### WHAT THE TASK REQUIRES:
Exactly as they appear, output all of the records. Skip any images.
====== PROVIDED DATA
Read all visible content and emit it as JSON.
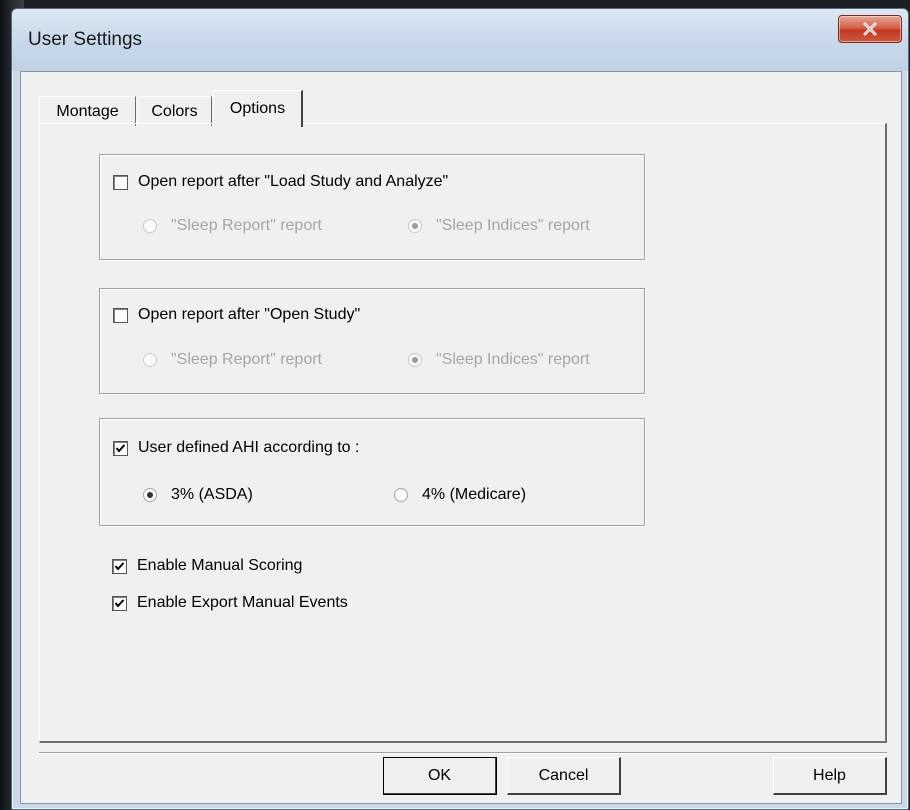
{
  "window": {
    "title": "User Settings",
    "close_icon": "close-icon"
  },
  "tabs": [
    {
      "label": "Montage",
      "active": false
    },
    {
      "label": "Colors",
      "active": false
    },
    {
      "label": "Options",
      "active": true
    }
  ],
  "groups": {
    "load_study": {
      "checkbox_label": "Open report after  \"Load Study and Analyze\"",
      "checked": false,
      "radios": [
        {
          "label": "\"Sleep Report\" report",
          "selected": false,
          "enabled": false
        },
        {
          "label": "\"Sleep Indices\" report",
          "selected": true,
          "enabled": false
        }
      ]
    },
    "open_study": {
      "checkbox_label": "Open report after  \"Open Study\"",
      "checked": false,
      "radios": [
        {
          "label": "\"Sleep Report\" report",
          "selected": false,
          "enabled": false
        },
        {
          "label": "\"Sleep Indices\" report",
          "selected": true,
          "enabled": false
        }
      ]
    },
    "ahi": {
      "checkbox_label": "User defined AHI according to :",
      "checked": true,
      "radios": [
        {
          "label": "3% (ASDA)",
          "selected": true,
          "enabled": true
        },
        {
          "label": "4% (Medicare)",
          "selected": false,
          "enabled": true
        }
      ]
    }
  },
  "options": {
    "manual_scoring": {
      "label": "Enable Manual Scoring",
      "checked": true
    },
    "export_manual_events": {
      "label": "Enable Export Manual Events",
      "checked": true
    }
  },
  "buttons": {
    "ok": "OK",
    "cancel": "Cancel",
    "help": "Help"
  },
  "colors": {
    "titlebar": "#c7d8ea",
    "close_button": "#c1391f",
    "dialog_face": "#f0f0f0",
    "disabled_text": "#a5a5a5"
  }
}
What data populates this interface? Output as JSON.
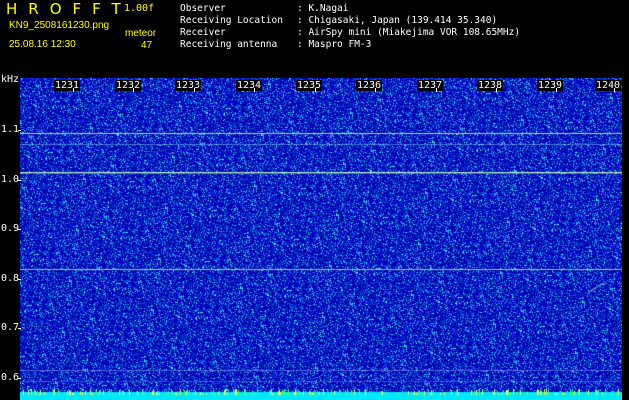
{
  "header": {
    "brand": "HROFFT",
    "version": "1.00f",
    "filename": "KN9_2508161230.png",
    "datetime": "25.08.16 12:30",
    "meteor_label": "meteor",
    "meteor_count": "47"
  },
  "info": [
    {
      "key": "Observer",
      "value": ": K.Nagai"
    },
    {
      "key": "Receiving Location",
      "value": ": Chigasaki, Japan (139.414 35.340)"
    },
    {
      "key": "Receiver",
      "value": ": AirSpy mini (Miakejima VOR 108.65MHz)"
    },
    {
      "key": "Receiving antenna",
      "value": ": Maspro FM-3"
    }
  ],
  "axis": {
    "y_unit": "kHz",
    "y_ticks": [
      "1.1",
      "1.0",
      "0.9",
      "0.8",
      "0.7",
      "0.6"
    ],
    "x_ticks": [
      "1231",
      "1232",
      "1233",
      "1234",
      "1235",
      "1236",
      "1237",
      "1238",
      "1239",
      "1240"
    ]
  },
  "colors": {
    "background": "#000000",
    "spectrum_bg": "#0000b4",
    "noise_bright": "#4fd0ff",
    "carrier_line": "#c8ffb4",
    "header_yellow": "#ffff00",
    "bottom_band": "#00e8ff"
  }
}
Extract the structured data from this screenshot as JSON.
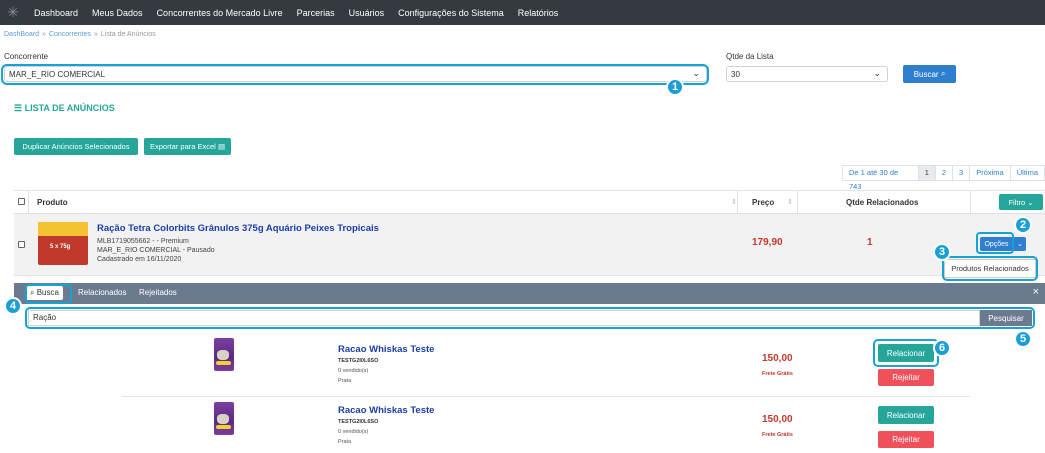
{
  "nav": {
    "items": [
      "Dashboard",
      "Meus Dados",
      "Concorrentes do Mercado Livre",
      "Parcerias",
      "Usuários",
      "Configurações do Sistema",
      "Relatórios"
    ]
  },
  "breadcrumb": {
    "home": "DashBoard",
    "section": "Concorrentes",
    "current": "Lista de Anúncios"
  },
  "filters": {
    "competitor_label": "Concorrente",
    "competitor_value": "MAR_E_RIO COMERCIAL",
    "list_size_label": "Qtde da Lista",
    "list_size_value": "30",
    "search_button": "Buscar"
  },
  "section_title": "LISTA DE ANÚNCIOS",
  "actions": {
    "duplicate": "Duplicar Anúncios Selecionados",
    "export": "Exportar para Excel"
  },
  "pagination": {
    "range": "De 1 até 30 de 743",
    "pages": [
      "1",
      "2",
      "3"
    ],
    "next": "Próxima",
    "last": "Última",
    "active_page": "1"
  },
  "table": {
    "headers": {
      "product": "Produto",
      "price": "Preço",
      "related": "Qtde Relacionados"
    },
    "filter_button": "Filtro"
  },
  "listing": {
    "title": "Ração Tetra Colorbits Grânulos 375g Aquário Peixes Tropicais",
    "sku": "MLB1719055662 - - Premium",
    "seller_status": "MAR_E_RIO COMERCIAL - Pausado",
    "created": "Cadastrado em 16/11/2020",
    "image_label": "5 x 75g",
    "price": "179,90",
    "related_count": "1",
    "options_button": "Opções",
    "dropdown_item": "Produtos Relacionados"
  },
  "panel": {
    "tabs": [
      "Busca",
      "Relacionados",
      "Rejeitados"
    ],
    "close": "×",
    "search_value": "Ração",
    "search_button": "Pesquisar"
  },
  "results": [
    {
      "name": "Racao Whiskas Teste",
      "sku": "TESTG2I0L6SO",
      "sold": "0 vendido(s)",
      "tier": "Prata",
      "price": "150,00",
      "shipping": "Frete Grátis",
      "relate_button": "Relacionar",
      "reject_button": "Rejeitar"
    },
    {
      "name": "Racao Whiskas Teste",
      "sku": "TESTG2I0L6SO",
      "sold": "0 vendido(s)",
      "tier": "Prata",
      "price": "150,00",
      "shipping": "Frete Grátis",
      "relate_button": "Relacionar",
      "reject_button": "Rejeitar"
    }
  ],
  "callouts": [
    "1",
    "2",
    "3",
    "4",
    "5",
    "6"
  ],
  "colors": {
    "nav_bg": "#343a40",
    "accent_teal": "#26a69a",
    "accent_blue": "#2f7fd1",
    "callout": "#1b9fd6",
    "price_red": "#c0392b",
    "reject_red": "#f0505a"
  }
}
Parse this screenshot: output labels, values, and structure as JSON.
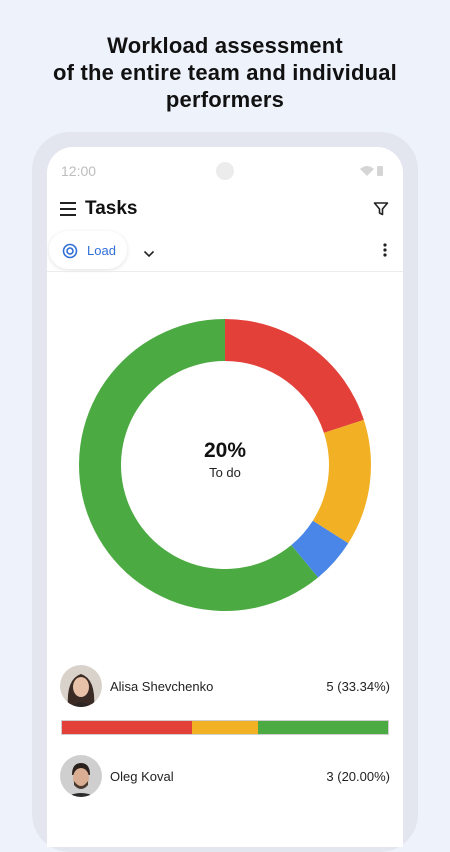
{
  "headline": {
    "line1": "Workload assessment",
    "line2": "of the entire team and individual",
    "line3": "performers"
  },
  "status_bar": {
    "time": "12:00"
  },
  "app_bar": {
    "title": "Tasks",
    "menu_icon": "hamburger-menu-icon",
    "filter_icon": "filter-icon"
  },
  "toolbar": {
    "chip_label": "Load",
    "chip_icon": "target-icon",
    "dropdown_icon": "chevron-down-icon",
    "more_icon": "more-vertical-icon"
  },
  "colors": {
    "red": "#e3403a",
    "yellow": "#f2b124",
    "blue": "#4a86e8",
    "green": "#4caa42",
    "accent": "#2f6fd6"
  },
  "chart_data": {
    "type": "pie",
    "center_value": "20%",
    "center_label": "To do",
    "slices": [
      {
        "color": "#e3403a",
        "value": 20
      },
      {
        "color": "#f2b124",
        "value": 14
      },
      {
        "color": "#4a86e8",
        "value": 5
      },
      {
        "color": "#4caa42",
        "value": 61
      }
    ]
  },
  "performers": [
    {
      "name": "Alisa Shevchenko",
      "count": "5 (33.34%)",
      "bar": [
        {
          "color": "#e3403a",
          "fraction": 0.4
        },
        {
          "color": "#f2b124",
          "fraction": 0.2
        },
        {
          "color": "#4caa42",
          "fraction": 0.4
        }
      ]
    },
    {
      "name": "Oleg Koval",
      "count": "3 (20.00%)"
    }
  ]
}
============
### ANSWER IN FULL:
Read all visible content and emit it as JSON.
{
  "window": {
    "title": "User Settings",
    "close_icon": "close-icon"
  },
  "tabs": [
    {
      "label": "Montage",
      "active": false
    },
    {
      "label": "Colors",
      "active": false
    },
    {
      "label": "Options",
      "active": true
    }
  ],
  "groups": {
    "load_study": {
      "checkbox_label": "Open report after  \"Load Study and Analyze\"",
      "checked": false,
      "radios": [
        {
          "label": "\"Sleep Report\" report",
          "selected": false,
          "enabled": false
        },
        {
          "label": "\"Sleep Indices\" report",
          "selected": true,
          "enabled": false
        }
      ]
    },
    "open_study": {
      "checkbox_label": "Open report after  \"Open Study\"",
      "checked": false,
      "radios": [
        {
          "label": "\"Sleep Report\" report",
          "selected": false,
          "enabled": false
        },
        {
          "label": "\"Sleep Indices\" report",
          "selected": true,
          "enabled": false
        }
      ]
    },
    "ahi": {
      "checkbox_label": "User defined AHI according to :",
      "checked": true,
      "radios": [
        {
          "label": "3% (ASDA)",
          "selected": true,
          "enabled": true
        },
        {
          "label": "4% (Medicare)",
          "selected": false,
          "enabled": true
        }
      ]
    }
  },
  "options": {
    "manual_scoring": {
      "label": "Enable Manual Scoring",
      "checked": true
    },
    "export_manual_events": {
      "label": "Enable Export Manual Events",
      "checked": true
    }
  },
  "buttons": {
    "ok": "OK",
    "cancel": "Cancel",
    "help": "Help"
  },
  "colors": {
    "titlebar": "#c7d8ea",
    "close_button": "#c1391f",
    "dialog_face": "#f0f0f0",
    "disabled_text": "#a5a5a5"
  }
}
What data populates this interface? Output as JSON.
{
  "header": {
    "brand": "HROFFT",
    "version": "1.00f",
    "filename": "KN9_2508161230.png",
    "datetime": "25.08.16 12:30",
    "meteor_label": "meteor",
    "meteor_count": "47"
  },
  "info": [
    {
      "key": "Observer",
      "value": ": K.Nagai"
    },
    {
      "key": "Receiving Location",
      "value": ": Chigasaki, Japan (139.414 35.340)"
    },
    {
      "key": "Receiver",
      "value": ": AirSpy mini (Miakejima VOR 108.65MHz)"
    },
    {
      "key": "Receiving antenna",
      "value": ": Maspro FM-3"
    }
  ],
  "axis": {
    "y_unit": "kHz",
    "y_ticks": [
      "1.1",
      "1.0",
      "0.9",
      "0.8",
      "0.7",
      "0.6"
    ],
    "x_ticks": [
      "1231",
      "1232",
      "1233",
      "1234",
      "1235",
      "1236",
      "1237",
      "1238",
      "1239",
      "1240"
    ]
  },
  "colors": {
    "background": "#000000",
    "spectrum_bg": "#0000b4",
    "noise_bright": "#4fd0ff",
    "carrier_line": "#c8ffb4",
    "header_yellow": "#ffff00",
    "bottom_band": "#00e8ff"
  }
}
Extract the structured data from this screenshot as JSON.
{
  "nav": {
    "items": [
      "Dashboard",
      "Meus Dados",
      "Concorrentes do Mercado Livre",
      "Parcerias",
      "Usuários",
      "Configurações do Sistema",
      "Relatórios"
    ]
  },
  "breadcrumb": {
    "home": "DashBoard",
    "section": "Concorrentes",
    "current": "Lista de Anúncios"
  },
  "filters": {
    "competitor_label": "Concorrente",
    "competitor_value": "MAR_E_RIO COMERCIAL",
    "list_size_label": "Qtde da Lista",
    "list_size_value": "30",
    "search_button": "Buscar"
  },
  "section_title": "LISTA DE ANÚNCIOS",
  "actions": {
    "duplicate": "Duplicar Anúncios Selecionados",
    "export": "Exportar para Excel"
  },
  "pagination": {
    "range": "De 1 até 30 de 743",
    "pages": [
      "1",
      "2",
      "3"
    ],
    "next": "Próxima",
    "last": "Última",
    "active_page": "1"
  },
  "table": {
    "headers": {
      "product": "Produto",
      "price": "Preço",
      "related": "Qtde Relacionados"
    },
    "filter_button": "Filtro"
  },
  "listing": {
    "title": "Ração Tetra Colorbits Grânulos 375g Aquário Peixes Tropicais",
    "sku": "MLB1719055662 - - Premium",
    "seller_status": "MAR_E_RIO COMERCIAL - Pausado",
    "created": "Cadastrado em 16/11/2020",
    "image_label": "5 x 75g",
    "price": "179,90",
    "related_count": "1",
    "options_button": "Opções",
    "dropdown_item": "Produtos Relacionados"
  },
  "panel": {
    "tabs": [
      "Busca",
      "Relacionados",
      "Rejeitados"
    ],
    "close": "×",
    "search_value": "Ração",
    "search_button": "Pesquisar"
  },
  "results": [
    {
      "name": "Racao Whiskas Teste",
      "sku": "TESTG2I0L6SO",
      "sold": "0 vendido(s)",
      "tier": "Prata",
      "price": "150,00",
      "shipping": "Frete Grátis",
      "relate_button": "Relacionar",
      "reject_button": "Rejeitar"
    },
    {
      "name": "Racao Whiskas Teste",
      "sku": "TESTG2I0L6SO",
      "sold": "0 vendido(s)",
      "tier": "Prata",
      "price": "150,00",
      "shipping": "Frete Grátis",
      "relate_button": "Relacionar",
      "reject_button": "Rejeitar"
    }
  ],
  "callouts": [
    "1",
    "2",
    "3",
    "4",
    "5",
    "6"
  ],
  "colors": {
    "nav_bg": "#343a40",
    "accent_teal": "#26a69a",
    "accent_blue": "#2f7fd1",
    "callout": "#1b9fd6",
    "price_red": "#c0392b",
    "reject_red": "#f0505a"
  }
}
Parse this screenshot: output labels, values, and structure as JSON.
{
  "headline": {
    "line1": "Workload assessment",
    "line2": "of the entire team and individual",
    "line3": "performers"
  },
  "status_bar": {
    "time": "12:00"
  },
  "app_bar": {
    "title": "Tasks",
    "menu_icon": "hamburger-menu-icon",
    "filter_icon": "filter-icon"
  },
  "toolbar": {
    "chip_label": "Load",
    "chip_icon": "target-icon",
    "dropdown_icon": "chevron-down-icon",
    "more_icon": "more-vertical-icon"
  },
  "colors": {
    "red": "#e3403a",
    "yellow": "#f2b124",
    "blue": "#4a86e8",
    "green": "#4caa42",
    "accent": "#2f6fd6"
  },
  "chart_data": {
    "type": "pie",
    "center_value": "20%",
    "center_label": "To do",
    "slices": [
      {
        "color": "#e3403a",
        "value": 20
      },
      {
        "color": "#f2b124",
        "value": 14
      },
      {
        "color": "#4a86e8",
        "value": 5
      },
      {
        "color": "#4caa42",
        "value": 61
      }
    ]
  },
  "performers": [
    {
      "name": "Alisa Shevchenko",
      "count": "5 (33.34%)",
      "bar": [
        {
          "color": "#e3403a",
          "fraction": 0.4
        },
        {
          "color": "#f2b124",
          "fraction": 0.2
        },
        {
          "color": "#4caa42",
          "fraction": 0.4
        }
      ]
    },
    {
      "name": "Oleg Koval",
      "count": "3 (20.00%)"
    }
  ]
}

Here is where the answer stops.